▶ _INSTRUCTION_:
Copy down every line where the string "content" shows up.

▶ _DATA ROWS_:
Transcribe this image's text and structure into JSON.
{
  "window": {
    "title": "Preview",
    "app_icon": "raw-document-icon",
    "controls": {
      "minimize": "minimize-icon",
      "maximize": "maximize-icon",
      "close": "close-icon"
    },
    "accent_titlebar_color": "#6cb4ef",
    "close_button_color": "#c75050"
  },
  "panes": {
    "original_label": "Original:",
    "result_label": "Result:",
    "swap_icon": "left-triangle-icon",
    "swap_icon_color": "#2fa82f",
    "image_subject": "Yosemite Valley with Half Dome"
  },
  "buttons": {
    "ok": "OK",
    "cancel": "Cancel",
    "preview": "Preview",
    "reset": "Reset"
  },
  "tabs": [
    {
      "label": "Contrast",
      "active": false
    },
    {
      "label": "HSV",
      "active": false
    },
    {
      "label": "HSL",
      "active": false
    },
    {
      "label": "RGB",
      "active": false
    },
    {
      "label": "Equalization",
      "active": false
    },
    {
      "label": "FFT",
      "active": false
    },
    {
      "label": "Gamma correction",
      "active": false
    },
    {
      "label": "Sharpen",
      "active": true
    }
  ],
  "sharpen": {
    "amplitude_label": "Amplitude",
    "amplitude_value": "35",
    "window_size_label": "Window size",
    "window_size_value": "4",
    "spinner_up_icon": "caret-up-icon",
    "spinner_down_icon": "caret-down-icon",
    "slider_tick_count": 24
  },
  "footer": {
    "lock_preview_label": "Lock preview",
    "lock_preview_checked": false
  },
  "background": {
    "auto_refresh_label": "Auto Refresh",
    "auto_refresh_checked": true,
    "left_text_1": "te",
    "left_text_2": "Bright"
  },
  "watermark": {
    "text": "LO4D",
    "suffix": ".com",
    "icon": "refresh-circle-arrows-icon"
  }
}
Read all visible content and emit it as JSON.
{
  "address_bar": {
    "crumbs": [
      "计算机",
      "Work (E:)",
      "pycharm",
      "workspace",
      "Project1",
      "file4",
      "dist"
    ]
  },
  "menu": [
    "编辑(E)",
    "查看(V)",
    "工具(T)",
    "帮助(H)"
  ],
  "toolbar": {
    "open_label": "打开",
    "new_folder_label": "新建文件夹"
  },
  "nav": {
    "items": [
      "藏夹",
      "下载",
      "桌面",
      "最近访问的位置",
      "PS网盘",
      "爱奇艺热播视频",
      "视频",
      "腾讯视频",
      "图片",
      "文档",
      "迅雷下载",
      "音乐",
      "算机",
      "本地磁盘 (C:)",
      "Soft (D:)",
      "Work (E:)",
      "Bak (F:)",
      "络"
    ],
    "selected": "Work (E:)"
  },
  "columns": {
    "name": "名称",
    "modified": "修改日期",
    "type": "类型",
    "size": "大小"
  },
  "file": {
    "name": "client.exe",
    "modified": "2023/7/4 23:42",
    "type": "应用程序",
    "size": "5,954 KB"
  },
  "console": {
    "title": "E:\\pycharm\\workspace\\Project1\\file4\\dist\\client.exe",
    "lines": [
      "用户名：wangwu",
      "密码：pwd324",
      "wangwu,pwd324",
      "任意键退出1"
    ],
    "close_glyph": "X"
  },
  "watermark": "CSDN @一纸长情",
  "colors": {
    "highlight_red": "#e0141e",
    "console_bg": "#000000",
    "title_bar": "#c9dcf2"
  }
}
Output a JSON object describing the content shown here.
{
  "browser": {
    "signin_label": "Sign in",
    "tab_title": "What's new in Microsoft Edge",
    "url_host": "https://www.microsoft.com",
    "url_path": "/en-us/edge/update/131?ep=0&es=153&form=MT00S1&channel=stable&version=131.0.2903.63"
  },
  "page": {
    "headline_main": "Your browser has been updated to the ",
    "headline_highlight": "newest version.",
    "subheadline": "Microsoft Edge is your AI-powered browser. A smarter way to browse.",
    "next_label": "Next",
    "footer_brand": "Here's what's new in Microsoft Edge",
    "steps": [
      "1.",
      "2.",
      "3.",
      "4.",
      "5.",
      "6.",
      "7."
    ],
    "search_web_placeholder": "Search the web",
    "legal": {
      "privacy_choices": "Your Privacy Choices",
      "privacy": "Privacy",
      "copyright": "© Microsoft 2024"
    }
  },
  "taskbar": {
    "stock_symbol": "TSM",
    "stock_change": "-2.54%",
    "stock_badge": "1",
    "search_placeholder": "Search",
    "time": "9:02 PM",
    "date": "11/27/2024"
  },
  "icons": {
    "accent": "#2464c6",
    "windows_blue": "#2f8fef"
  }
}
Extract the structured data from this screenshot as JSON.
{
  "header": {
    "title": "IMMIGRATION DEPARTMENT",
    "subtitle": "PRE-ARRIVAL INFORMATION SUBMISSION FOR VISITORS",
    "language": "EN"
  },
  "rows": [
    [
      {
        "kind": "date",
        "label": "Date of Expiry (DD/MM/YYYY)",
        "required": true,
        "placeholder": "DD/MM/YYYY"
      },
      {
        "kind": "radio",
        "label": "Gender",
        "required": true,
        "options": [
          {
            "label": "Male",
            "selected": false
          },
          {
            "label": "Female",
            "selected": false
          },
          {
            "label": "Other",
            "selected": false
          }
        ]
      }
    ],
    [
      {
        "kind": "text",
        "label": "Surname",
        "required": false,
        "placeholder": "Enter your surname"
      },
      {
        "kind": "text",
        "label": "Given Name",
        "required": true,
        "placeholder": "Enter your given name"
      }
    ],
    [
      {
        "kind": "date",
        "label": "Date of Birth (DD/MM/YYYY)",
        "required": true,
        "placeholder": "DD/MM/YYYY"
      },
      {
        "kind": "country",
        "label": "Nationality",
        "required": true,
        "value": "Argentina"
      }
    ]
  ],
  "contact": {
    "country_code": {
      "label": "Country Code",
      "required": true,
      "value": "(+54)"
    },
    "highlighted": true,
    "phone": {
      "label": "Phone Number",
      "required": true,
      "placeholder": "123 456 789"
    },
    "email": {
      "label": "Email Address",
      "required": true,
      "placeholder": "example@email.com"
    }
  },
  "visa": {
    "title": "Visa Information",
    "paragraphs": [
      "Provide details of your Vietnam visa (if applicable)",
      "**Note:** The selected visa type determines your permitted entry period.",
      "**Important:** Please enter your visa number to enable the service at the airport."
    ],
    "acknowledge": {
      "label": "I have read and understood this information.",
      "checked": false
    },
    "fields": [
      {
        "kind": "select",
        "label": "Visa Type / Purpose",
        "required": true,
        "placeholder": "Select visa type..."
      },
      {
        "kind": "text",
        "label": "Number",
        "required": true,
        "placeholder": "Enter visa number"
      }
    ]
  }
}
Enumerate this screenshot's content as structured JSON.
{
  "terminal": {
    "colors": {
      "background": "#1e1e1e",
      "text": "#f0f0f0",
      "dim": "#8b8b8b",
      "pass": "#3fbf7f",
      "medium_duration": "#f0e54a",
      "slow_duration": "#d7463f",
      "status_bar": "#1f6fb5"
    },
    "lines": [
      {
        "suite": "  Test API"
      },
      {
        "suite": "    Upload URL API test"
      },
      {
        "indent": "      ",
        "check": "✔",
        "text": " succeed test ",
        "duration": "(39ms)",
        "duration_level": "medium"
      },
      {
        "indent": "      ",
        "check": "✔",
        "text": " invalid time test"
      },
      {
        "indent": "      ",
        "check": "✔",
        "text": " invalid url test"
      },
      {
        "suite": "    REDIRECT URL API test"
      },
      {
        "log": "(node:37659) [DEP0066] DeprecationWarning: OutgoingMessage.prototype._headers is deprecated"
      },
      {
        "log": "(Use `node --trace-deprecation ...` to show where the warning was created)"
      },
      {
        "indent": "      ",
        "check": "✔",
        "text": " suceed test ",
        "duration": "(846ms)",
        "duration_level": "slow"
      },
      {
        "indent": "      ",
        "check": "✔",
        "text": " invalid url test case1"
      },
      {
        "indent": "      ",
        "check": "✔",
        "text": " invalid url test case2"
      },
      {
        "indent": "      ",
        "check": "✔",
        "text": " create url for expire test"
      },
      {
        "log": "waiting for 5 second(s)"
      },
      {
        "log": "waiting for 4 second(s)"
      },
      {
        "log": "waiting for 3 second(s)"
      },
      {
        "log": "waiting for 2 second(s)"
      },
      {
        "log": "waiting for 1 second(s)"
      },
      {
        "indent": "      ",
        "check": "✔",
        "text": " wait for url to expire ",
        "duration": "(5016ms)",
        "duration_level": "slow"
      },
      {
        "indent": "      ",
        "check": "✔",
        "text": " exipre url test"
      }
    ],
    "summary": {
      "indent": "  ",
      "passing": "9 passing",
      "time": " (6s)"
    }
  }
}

▶ _CORRECT OUTPUT_:
Read all visible content and emit it as JSON.
Output a JSON object describing the content shown here.
Enumerate this screenshot's content as structured JSON.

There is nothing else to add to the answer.